PROVIDED RECORDS:

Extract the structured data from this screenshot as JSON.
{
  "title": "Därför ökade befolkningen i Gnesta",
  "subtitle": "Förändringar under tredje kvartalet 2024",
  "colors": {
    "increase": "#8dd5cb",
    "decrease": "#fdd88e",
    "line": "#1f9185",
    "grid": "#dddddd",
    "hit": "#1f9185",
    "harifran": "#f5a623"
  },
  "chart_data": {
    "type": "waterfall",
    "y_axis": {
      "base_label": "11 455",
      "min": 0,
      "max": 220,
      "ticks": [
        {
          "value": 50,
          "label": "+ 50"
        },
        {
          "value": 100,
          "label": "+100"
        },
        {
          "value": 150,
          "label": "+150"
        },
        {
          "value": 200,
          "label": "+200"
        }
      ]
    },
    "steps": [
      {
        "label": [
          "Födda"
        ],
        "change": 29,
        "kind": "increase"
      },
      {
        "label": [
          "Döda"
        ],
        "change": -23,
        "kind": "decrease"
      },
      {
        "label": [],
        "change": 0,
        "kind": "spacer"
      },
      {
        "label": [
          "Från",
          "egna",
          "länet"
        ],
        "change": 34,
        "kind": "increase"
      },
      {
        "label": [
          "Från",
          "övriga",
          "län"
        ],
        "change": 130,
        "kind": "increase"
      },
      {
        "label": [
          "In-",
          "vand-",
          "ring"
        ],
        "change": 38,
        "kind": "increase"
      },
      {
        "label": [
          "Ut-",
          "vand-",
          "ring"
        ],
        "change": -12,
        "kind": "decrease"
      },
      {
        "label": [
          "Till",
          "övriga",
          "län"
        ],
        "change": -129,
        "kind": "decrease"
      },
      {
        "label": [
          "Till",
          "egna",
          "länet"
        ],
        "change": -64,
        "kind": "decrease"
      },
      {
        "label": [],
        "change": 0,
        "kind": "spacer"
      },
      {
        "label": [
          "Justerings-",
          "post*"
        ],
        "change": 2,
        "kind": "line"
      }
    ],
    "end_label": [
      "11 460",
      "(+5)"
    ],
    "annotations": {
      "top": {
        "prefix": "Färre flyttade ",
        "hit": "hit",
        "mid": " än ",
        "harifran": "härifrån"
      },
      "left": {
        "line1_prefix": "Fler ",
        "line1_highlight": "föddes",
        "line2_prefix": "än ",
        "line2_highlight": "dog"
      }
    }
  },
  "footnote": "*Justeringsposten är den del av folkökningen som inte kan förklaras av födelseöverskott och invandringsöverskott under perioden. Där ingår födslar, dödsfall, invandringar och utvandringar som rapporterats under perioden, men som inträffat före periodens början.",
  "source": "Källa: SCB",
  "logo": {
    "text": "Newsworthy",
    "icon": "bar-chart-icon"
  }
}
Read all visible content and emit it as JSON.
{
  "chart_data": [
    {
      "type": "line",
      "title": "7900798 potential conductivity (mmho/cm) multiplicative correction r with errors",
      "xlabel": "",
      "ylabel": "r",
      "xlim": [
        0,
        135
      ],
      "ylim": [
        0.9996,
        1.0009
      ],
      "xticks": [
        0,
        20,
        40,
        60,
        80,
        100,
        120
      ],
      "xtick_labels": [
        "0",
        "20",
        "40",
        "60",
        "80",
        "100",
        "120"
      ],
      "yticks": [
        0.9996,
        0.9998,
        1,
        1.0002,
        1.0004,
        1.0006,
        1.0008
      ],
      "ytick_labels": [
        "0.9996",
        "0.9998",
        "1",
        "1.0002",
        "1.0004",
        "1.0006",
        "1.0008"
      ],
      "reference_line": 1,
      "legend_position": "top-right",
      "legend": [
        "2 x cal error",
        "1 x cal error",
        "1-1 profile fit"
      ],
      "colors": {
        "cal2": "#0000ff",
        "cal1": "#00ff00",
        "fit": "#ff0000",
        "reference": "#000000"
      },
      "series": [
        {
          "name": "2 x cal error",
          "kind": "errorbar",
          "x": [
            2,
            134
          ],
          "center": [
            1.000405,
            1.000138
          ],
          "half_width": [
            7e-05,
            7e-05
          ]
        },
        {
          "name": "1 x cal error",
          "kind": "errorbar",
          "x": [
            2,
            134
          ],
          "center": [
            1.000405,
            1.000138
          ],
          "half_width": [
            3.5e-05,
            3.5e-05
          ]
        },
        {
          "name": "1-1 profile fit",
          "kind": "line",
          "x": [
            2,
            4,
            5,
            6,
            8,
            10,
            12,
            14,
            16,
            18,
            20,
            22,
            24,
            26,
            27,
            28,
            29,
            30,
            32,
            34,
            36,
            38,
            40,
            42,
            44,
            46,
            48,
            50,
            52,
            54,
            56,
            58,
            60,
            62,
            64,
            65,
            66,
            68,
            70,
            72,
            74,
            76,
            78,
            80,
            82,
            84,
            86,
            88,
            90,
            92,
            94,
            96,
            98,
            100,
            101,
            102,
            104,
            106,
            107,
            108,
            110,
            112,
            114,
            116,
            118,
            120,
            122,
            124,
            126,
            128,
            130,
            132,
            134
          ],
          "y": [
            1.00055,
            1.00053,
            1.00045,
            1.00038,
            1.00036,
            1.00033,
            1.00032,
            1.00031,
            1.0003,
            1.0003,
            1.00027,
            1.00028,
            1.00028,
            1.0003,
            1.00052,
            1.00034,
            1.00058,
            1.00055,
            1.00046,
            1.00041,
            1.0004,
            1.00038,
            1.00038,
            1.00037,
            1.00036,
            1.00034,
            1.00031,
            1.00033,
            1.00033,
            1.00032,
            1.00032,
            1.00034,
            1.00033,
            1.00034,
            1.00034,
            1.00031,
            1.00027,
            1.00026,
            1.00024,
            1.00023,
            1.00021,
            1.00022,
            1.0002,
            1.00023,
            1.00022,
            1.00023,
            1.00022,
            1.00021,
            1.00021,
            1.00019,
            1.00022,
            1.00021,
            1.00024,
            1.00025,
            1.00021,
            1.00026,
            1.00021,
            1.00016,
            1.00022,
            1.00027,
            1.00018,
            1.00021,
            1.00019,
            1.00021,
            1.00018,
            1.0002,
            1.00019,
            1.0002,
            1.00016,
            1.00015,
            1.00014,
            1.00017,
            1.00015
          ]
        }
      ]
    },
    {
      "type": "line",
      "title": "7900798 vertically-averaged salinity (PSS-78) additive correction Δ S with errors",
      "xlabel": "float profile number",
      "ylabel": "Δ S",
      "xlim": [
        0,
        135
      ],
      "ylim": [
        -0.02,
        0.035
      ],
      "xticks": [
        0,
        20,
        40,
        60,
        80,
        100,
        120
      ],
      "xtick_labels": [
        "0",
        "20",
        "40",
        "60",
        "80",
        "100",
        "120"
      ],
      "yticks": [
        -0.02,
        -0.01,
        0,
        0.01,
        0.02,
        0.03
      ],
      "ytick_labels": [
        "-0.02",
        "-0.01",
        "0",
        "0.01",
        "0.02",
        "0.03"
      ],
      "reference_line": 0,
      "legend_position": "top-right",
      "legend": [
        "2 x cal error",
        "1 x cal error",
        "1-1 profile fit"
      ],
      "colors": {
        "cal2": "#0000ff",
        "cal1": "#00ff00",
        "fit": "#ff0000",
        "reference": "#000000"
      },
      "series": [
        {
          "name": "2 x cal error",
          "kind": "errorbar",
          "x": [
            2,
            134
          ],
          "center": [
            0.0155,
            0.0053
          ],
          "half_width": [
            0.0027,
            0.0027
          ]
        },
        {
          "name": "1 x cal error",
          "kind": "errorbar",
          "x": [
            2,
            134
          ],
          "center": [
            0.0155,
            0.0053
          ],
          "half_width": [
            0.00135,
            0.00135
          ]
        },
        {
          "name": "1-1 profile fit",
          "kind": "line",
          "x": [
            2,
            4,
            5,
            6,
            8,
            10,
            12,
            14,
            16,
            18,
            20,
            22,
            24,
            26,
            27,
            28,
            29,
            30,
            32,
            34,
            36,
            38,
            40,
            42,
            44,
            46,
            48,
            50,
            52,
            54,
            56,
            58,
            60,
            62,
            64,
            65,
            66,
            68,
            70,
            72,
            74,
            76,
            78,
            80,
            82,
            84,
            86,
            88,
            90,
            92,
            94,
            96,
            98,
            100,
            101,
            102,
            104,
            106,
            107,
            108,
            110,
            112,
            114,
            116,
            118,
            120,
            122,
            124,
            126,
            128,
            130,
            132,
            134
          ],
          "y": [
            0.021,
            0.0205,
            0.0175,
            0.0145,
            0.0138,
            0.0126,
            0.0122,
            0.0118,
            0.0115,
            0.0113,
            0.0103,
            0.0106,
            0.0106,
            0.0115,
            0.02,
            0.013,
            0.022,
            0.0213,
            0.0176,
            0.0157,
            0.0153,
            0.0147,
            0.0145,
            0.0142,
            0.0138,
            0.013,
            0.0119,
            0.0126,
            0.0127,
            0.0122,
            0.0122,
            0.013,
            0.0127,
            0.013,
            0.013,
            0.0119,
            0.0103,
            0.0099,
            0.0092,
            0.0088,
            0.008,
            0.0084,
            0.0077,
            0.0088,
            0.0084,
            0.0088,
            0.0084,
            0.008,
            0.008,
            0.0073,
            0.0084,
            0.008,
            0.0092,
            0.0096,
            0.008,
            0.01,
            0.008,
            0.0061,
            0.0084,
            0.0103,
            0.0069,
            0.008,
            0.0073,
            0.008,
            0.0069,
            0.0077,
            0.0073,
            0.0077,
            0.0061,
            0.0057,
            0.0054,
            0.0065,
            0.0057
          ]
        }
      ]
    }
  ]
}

WHAT THE TASK ASKS: In the entries above, locate every line with the word "value" and copy it.

RESULT:
          "value": 50,
          "value": 100,
          "value": 150,
          "value": 200,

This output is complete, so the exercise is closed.